Collected data entries:

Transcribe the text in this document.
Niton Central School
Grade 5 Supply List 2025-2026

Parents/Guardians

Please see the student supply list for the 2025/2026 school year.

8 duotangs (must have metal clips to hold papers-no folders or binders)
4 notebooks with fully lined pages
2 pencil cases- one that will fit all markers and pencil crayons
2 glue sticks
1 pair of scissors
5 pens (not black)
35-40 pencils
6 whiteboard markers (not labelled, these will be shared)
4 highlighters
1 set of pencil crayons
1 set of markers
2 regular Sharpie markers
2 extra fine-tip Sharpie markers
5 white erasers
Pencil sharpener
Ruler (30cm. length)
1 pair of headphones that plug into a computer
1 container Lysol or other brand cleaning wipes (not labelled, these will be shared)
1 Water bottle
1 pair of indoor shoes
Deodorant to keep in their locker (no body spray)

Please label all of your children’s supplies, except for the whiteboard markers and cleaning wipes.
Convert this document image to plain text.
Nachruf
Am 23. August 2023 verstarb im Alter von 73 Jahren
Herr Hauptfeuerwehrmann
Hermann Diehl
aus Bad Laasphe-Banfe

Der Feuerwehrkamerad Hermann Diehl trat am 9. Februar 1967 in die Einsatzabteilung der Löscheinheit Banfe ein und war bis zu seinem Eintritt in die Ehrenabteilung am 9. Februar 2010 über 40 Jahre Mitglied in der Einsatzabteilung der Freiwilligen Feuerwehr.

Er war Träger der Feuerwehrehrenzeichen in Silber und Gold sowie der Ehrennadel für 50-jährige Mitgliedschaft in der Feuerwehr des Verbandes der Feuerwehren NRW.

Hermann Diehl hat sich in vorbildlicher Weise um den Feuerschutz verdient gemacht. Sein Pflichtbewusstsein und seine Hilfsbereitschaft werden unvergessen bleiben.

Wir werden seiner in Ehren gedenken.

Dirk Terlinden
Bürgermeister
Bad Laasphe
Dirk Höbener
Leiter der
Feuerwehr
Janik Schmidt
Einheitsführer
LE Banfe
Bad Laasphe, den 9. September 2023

What is being asked: Select and copy every line of the material that holds the string "document".

Result:
Transcribe the text in this document.
Convert this document image to plain text.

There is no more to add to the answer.